### WHAT IS ASKED
Please quote the material exactly, every line of it.
====== INPUT ROWS ======
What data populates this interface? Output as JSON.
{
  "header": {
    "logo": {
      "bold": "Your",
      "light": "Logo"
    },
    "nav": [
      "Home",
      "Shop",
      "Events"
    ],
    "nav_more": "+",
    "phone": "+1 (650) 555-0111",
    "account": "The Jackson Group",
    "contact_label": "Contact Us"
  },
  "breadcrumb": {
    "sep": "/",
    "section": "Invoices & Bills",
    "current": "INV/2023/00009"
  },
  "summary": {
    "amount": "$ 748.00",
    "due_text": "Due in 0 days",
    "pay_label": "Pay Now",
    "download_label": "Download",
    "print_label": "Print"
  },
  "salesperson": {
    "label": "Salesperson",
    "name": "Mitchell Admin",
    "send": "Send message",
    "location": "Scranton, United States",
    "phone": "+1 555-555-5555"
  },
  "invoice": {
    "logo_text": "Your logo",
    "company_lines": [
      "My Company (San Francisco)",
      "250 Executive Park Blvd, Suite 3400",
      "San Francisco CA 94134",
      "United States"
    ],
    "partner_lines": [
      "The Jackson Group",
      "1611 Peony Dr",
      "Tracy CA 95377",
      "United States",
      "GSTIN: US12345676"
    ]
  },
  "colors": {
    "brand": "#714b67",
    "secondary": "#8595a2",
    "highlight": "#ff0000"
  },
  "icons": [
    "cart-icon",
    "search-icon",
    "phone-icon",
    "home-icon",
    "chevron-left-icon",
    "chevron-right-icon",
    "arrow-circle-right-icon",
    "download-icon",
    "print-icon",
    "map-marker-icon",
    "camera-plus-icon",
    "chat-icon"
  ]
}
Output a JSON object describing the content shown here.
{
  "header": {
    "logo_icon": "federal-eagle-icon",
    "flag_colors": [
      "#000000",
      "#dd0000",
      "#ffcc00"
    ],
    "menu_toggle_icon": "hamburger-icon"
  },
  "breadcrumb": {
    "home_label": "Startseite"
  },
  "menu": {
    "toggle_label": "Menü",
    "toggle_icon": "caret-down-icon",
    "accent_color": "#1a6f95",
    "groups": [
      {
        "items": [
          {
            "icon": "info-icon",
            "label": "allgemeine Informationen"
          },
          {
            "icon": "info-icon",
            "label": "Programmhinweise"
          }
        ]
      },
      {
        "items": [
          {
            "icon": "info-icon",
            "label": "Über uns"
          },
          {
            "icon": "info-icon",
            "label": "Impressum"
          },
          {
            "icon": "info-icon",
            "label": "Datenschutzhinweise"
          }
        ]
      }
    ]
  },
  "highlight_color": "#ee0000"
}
======
### FULL OUTPUT
What data populates this interface? Output as JSON.
{
  "header": {
    "logo": {
      "bold": "Your",
      "light": "Logo"
    },
    "nav": [
      "Home",
      "Shop",
      "Events"
    ],
    "nav_more": "+",
    "phone": "+1 (650) 555-0111",
    "account": "The Jackson Group",
    "contact_label": "Contact Us"
  },
  "breadcrumb": {
    "sep": "/",
    "section": "Invoices & Bills",
    "current": "INV/2023/00009"
  },
  "summary": {
    "amount": "$ 748.00",
    "due_text": "Due in 0 days",
    "pay_label": "Pay Now",
    "download_label": "Download",
    "print_label": "Print"
  },
  "salesperson": {
    "label": "Salesperson",
    "name": "Mitchell Admin",
    "send": "Send message",
    "location": "Scranton, United States",
    "phone": "+1 555-555-5555"
  },
  "invoice": {
    "logo_text": "Your logo",
    "company_lines": [
      "My Company (San Francisco)",
      "250 Executive Park Blvd, Suite 3400",
      "San Francisco CA 94134",
      "United States"
    ],
    "partner_lines": [
      "The Jackson Group",
      "1611 Peony Dr",
      "Tracy CA 95377",
      "United States",
      "GSTIN: US12345676"
    ]
  },
  "colors": {
    "brand": "#714b67",
    "secondary": "#8595a2",
    "highlight": "#ff0000"
  },
  "icons": [
    "cart-icon",
    "search-icon",
    "phone-icon",
    "home-icon",
    "chevron-left-icon",
    "chevron-right-icon",
    "arrow-circle-right-icon",
    "download-icon",
    "print-icon",
    "map-marker-icon",
    "camera-plus-icon",
    "chat-icon"
  ]
}
Output a JSON object describing the content shown here.
{
  "header": {
    "logo_icon": "federal-eagle-icon",
    "flag_colors": [
      "#000000",
      "#dd0000",
      "#ffcc00"
    ],
    "menu_toggle_icon": "hamburger-icon"
  },
  "breadcrumb": {
    "home_label": "Startseite"
  },
  "menu": {
    "toggle_label": "Menü",
    "toggle_icon": "caret-down-icon",
    "accent_color": "#1a6f95",
    "groups": [
      {
        "items": [
          {
            "icon": "info-icon",
            "label": "allgemeine Informationen"
          },
          {
            "icon": "info-icon",
            "label": "Programmhinweise"
          }
        ]
      },
      {
        "items": [
          {
            "icon": "info-icon",
            "label": "Über uns"
          },
          {
            "icon": "info-icon",
            "label": "Impressum"
          },
          {
            "icon": "info-icon",
            "label": "Datenschutzhinweise"
          }
        ]
      }
    ]
  },
  "highlight_color": "#ee0000"
}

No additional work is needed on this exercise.